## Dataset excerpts
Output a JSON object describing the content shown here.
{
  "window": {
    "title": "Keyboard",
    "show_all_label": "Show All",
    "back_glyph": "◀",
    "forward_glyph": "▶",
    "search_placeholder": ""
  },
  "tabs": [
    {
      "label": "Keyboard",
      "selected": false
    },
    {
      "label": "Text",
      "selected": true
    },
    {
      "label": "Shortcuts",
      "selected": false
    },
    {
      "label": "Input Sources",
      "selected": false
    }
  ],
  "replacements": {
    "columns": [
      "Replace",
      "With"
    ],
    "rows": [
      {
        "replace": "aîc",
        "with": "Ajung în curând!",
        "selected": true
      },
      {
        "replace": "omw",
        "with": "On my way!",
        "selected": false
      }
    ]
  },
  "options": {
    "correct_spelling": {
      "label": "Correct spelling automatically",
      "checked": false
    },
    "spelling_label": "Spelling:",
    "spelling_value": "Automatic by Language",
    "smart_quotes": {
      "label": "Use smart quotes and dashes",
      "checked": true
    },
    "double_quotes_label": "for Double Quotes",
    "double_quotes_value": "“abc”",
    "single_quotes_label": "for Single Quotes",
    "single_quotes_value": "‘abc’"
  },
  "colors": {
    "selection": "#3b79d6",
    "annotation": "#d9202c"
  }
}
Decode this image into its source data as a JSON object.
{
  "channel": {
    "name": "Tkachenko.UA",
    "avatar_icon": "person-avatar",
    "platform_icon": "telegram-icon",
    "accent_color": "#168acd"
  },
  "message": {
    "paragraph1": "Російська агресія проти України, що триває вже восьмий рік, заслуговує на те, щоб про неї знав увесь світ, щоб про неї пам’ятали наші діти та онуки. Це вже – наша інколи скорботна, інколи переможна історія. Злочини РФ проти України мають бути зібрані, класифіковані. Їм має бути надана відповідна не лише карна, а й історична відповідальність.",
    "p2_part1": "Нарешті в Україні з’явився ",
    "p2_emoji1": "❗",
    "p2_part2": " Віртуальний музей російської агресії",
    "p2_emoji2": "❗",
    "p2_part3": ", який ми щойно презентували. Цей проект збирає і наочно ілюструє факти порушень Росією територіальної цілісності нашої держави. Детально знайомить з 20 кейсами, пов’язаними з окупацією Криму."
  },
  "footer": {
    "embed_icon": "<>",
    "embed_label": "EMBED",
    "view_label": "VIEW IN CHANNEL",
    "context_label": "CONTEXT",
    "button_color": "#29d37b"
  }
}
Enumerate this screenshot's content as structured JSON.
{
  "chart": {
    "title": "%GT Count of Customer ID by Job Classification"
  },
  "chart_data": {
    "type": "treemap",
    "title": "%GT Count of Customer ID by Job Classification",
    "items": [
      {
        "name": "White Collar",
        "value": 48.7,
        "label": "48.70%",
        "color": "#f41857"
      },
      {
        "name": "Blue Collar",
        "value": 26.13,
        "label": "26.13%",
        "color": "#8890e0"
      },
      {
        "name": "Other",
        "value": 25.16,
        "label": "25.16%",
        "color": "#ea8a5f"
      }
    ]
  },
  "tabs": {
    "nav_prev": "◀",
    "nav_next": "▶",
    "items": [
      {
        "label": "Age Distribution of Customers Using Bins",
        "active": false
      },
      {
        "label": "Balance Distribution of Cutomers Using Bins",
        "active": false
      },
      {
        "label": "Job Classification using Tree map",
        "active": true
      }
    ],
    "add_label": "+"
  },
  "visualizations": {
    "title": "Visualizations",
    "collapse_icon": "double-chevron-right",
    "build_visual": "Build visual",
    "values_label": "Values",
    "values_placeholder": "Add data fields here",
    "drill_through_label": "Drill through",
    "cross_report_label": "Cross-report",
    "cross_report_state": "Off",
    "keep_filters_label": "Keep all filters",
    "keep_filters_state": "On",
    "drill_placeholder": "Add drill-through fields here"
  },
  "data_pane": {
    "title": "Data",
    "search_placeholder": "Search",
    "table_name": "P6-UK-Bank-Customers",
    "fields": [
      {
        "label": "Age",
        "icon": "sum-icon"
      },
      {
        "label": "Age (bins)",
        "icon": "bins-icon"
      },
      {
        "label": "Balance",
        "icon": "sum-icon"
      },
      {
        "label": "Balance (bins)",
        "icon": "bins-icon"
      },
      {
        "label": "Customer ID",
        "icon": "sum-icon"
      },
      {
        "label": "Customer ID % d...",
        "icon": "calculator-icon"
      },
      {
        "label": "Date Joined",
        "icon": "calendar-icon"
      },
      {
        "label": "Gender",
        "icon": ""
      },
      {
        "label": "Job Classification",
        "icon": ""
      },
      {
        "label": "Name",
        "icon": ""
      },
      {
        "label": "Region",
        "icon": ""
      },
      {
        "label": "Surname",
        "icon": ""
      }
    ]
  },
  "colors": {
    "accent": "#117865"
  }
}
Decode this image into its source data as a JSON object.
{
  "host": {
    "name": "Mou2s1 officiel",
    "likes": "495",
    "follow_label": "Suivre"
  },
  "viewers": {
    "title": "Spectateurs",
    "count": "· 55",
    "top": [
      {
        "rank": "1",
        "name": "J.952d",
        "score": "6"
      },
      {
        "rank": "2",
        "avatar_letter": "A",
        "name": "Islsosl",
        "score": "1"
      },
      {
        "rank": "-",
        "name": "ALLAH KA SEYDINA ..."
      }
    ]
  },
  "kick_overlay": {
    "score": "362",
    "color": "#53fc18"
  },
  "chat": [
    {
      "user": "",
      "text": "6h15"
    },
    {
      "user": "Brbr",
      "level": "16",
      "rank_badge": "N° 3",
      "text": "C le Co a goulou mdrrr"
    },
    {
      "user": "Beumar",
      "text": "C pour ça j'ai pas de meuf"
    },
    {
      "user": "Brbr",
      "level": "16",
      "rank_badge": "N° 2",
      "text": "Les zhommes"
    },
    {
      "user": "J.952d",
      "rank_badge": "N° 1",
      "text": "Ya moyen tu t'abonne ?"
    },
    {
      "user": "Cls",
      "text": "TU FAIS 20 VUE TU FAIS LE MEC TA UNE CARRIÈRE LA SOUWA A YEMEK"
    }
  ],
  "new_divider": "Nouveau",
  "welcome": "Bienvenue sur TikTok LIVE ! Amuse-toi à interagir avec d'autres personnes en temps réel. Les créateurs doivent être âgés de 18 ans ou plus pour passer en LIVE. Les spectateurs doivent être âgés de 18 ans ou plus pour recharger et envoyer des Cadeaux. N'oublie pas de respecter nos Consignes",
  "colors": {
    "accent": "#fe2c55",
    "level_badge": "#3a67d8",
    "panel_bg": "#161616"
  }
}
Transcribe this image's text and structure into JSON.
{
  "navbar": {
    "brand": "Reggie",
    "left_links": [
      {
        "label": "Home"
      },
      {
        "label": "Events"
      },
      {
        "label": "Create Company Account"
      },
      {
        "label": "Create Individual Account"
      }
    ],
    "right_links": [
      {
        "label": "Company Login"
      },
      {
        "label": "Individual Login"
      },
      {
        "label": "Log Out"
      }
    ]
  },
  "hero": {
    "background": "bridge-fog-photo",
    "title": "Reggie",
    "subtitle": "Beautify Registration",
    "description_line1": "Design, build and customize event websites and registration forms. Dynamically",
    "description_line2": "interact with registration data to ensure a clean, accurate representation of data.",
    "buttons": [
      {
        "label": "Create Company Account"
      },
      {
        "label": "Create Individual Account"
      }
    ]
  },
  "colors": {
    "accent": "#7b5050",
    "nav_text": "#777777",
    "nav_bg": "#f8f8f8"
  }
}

## WHAT TO PRODUCE
Repeat every line of the material exactly as given.

## SOLVED PROBLEM
Output a JSON object describing the content shown here.
{
  "window": {
    "title": "Keyboard",
    "show_all_label": "Show All",
    "back_glyph": "◀",
    "forward_glyph": "▶",
    "search_placeholder": ""
  },
  "tabs": [
    {
      "label": "Keyboard",
      "selected": false
    },
    {
      "label": "Text",
      "selected": true
    },
    {
      "label": "Shortcuts",
      "selected": false
    },
    {
      "label": "Input Sources",
      "selected": false
    }
  ],
  "replacements": {
    "columns": [
      "Replace",
      "With"
    ],
    "rows": [
      {
        "replace": "aîc",
        "with": "Ajung în curând!",
        "selected": true
      },
      {
        "replace": "omw",
        "with": "On my way!",
        "selected": false
      }
    ]
  },
  "options": {
    "correct_spelling": {
      "label": "Correct spelling automatically",
      "checked": false
    },
    "spelling_label": "Spelling:",
    "spelling_value": "Automatic by Language",
    "smart_quotes": {
      "label": "Use smart quotes and dashes",
      "checked": true
    },
    "double_quotes_label": "for Double Quotes",
    "double_quotes_value": "“abc”",
    "single_quotes_label": "for Single Quotes",
    "single_quotes_value": "‘abc’"
  },
  "colors": {
    "selection": "#3b79d6",
    "annotation": "#d9202c"
  }
}
Decode this image into its source data as a JSON object.
{
  "channel": {
    "name": "Tkachenko.UA",
    "avatar_icon": "person-avatar",
    "platform_icon": "telegram-icon",
    "accent_color": "#168acd"
  },
  "message": {
    "paragraph1": "Російська агресія проти України, що триває вже восьмий рік, заслуговує на те, щоб про неї знав увесь світ, щоб про неї пам’ятали наші діти та онуки. Це вже – наша інколи скорботна, інколи переможна історія. Злочини РФ проти України мають бути зібрані, класифіковані. Їм має бути надана відповідна не лише карна, а й історична відповідальність.",
    "p2_part1": "Нарешті в Україні з’явився ",
    "p2_emoji1": "❗",
    "p2_part2": " Віртуальний музей російської агресії",
    "p2_emoji2": "❗",
    "p2_part3": ", який ми щойно презентували. Цей проект збирає і наочно ілюструє факти порушень Росією територіальної цілісності нашої держави. Детально знайомить з 20 кейсами, пов’язаними з окупацією Криму."
  },
  "footer": {
    "embed_icon": "<>",
    "embed_label": "EMBED",
    "view_label": "VIEW IN CHANNEL",
    "context_label": "CONTEXT",
    "button_color": "#29d37b"
  }
}
Enumerate this screenshot's content as structured JSON.
{
  "chart": {
    "title": "%GT Count of Customer ID by Job Classification"
  },
  "chart_data": {
    "type": "treemap",
    "title": "%GT Count of Customer ID by Job Classification",
    "items": [
      {
        "name": "White Collar",
        "value": 48.7,
        "label": "48.70%",
        "color": "#f41857"
      },
      {
        "name": "Blue Collar",
        "value": 26.13,
        "label": "26.13%",
        "color": "#8890e0"
      },
      {
        "name": "Other",
        "value": 25.16,
        "label": "25.16%",
        "color": "#ea8a5f"
      }
    ]
  },
  "tabs": {
    "nav_prev": "◀",
    "nav_next": "▶",
    "items": [
      {
        "label": "Age Distribution of Customers Using Bins",
        "active": false
      },
      {
        "label": "Balance Distribution of Cutomers Using Bins",
        "active": false
      },
      {
        "label": "Job Classification using Tree map",
        "active": true
      }
    ],
    "add_label": "+"
  },
  "visualizations": {
    "title": "Visualizations",
    "collapse_icon": "double-chevron-right",
    "build_visual": "Build visual",
    "values_label": "Values",
    "values_placeholder": "Add data fields here",
    "drill_through_label": "Drill through",
    "cross_report_label": "Cross-report",
    "cross_report_state": "Off",
    "keep_filters_label": "Keep all filters",
    "keep_filters_state": "On",
    "drill_placeholder": "Add drill-through fields here"
  },
  "data_pane": {
    "title": "Data",
    "search_placeholder": "Search",
    "table_name": "P6-UK-Bank-Customers",
    "fields": [
      {
        "label": "Age",
        "icon": "sum-icon"
      },
      {
        "label": "Age (bins)",
        "icon": "bins-icon"
      },
      {
        "label": "Balance",
        "icon": "sum-icon"
      },
      {
        "label": "Balance (bins)",
        "icon": "bins-icon"
      },
      {
        "label": "Customer ID",
        "icon": "sum-icon"
      },
      {
        "label": "Customer ID % d...",
        "icon": "calculator-icon"
      },
      {
        "label": "Date Joined",
        "icon": "calendar-icon"
      },
      {
        "label": "Gender",
        "icon": ""
      },
      {
        "label": "Job Classification",
        "icon": ""
      },
      {
        "label": "Name",
        "icon": ""
      },
      {
        "label": "Region",
        "icon": ""
      },
      {
        "label": "Surname",
        "icon": ""
      }
    ]
  },
  "colors": {
    "accent": "#117865"
  }
}
Decode this image into its source data as a JSON object.
{
  "host": {
    "name": "Mou2s1 officiel",
    "likes": "495",
    "follow_label": "Suivre"
  },
  "viewers": {
    "title": "Spectateurs",
    "count": "· 55",
    "top": [
      {
        "rank": "1",
        "name": "J.952d",
        "score": "6"
      },
      {
        "rank": "2",
        "avatar_letter": "A",
        "name": "Islsosl",
        "score": "1"
      },
      {
        "rank": "-",
        "name": "ALLAH KA SEYDINA ..."
      }
    ]
  },
  "kick_overlay": {
    "score": "362",
    "color": "#53fc18"
  },
  "chat": [
    {
      "user": "",
      "text": "6h15"
    },
    {
      "user": "Brbr",
      "level": "16",
      "rank_badge": "N° 3",
      "text": "C le Co a goulou mdrrr"
    },
    {
      "user": "Beumar",
      "text": "C pour ça j'ai pas de meuf"
    },
    {
      "user": "Brbr",
      "level": "16",
      "rank_badge": "N° 2",
      "text": "Les zhommes"
    },
    {
      "user": "J.952d",
      "rank_badge": "N° 1",
      "text": "Ya moyen tu t'abonne ?"
    },
    {
      "user": "Cls",
      "text": "TU FAIS 20 VUE TU FAIS LE MEC TA UNE CARRIÈRE LA SOUWA A YEMEK"
    }
  ],
  "new_divider": "Nouveau",
  "welcome": "Bienvenue sur TikTok LIVE ! Amuse-toi à interagir avec d'autres personnes en temps réel. Les créateurs doivent être âgés de 18 ans ou plus pour passer en LIVE. Les spectateurs doivent être âgés de 18 ans ou plus pour recharger et envoyer des Cadeaux. N'oublie pas de respecter nos Consignes",
  "colors": {
    "accent": "#fe2c55",
    "level_badge": "#3a67d8",
    "panel_bg": "#161616"
  }
}
Transcribe this image's text and structure into JSON.
{
  "navbar": {
    "brand": "Reggie",
    "left_links": [
      {
        "label": "Home"
      },
      {
        "label": "Events"
      },
      {
        "label": "Create Company Account"
      },
      {
        "label": "Create Individual Account"
      }
    ],
    "right_links": [
      {
        "label": "Company Login"
      },
      {
        "label": "Individual Login"
      },
      {
        "label": "Log Out"
      }
    ]
  },
  "hero": {
    "background": "bridge-fog-photo",
    "title": "Reggie",
    "subtitle": "Beautify Registration",
    "description_line1": "Design, build and customize event websites and registration forms. Dynamically",
    "description_line2": "interact with registration data to ensure a clean, accurate representation of data.",
    "buttons": [
      {
        "label": "Create Company Account"
      },
      {
        "label": "Create Individual Account"
      }
    ]
  },
  "colors": {
    "accent": "#7b5050",
    "nav_text": "#777777",
    "nav_bg": "#f8f8f8"
  }
}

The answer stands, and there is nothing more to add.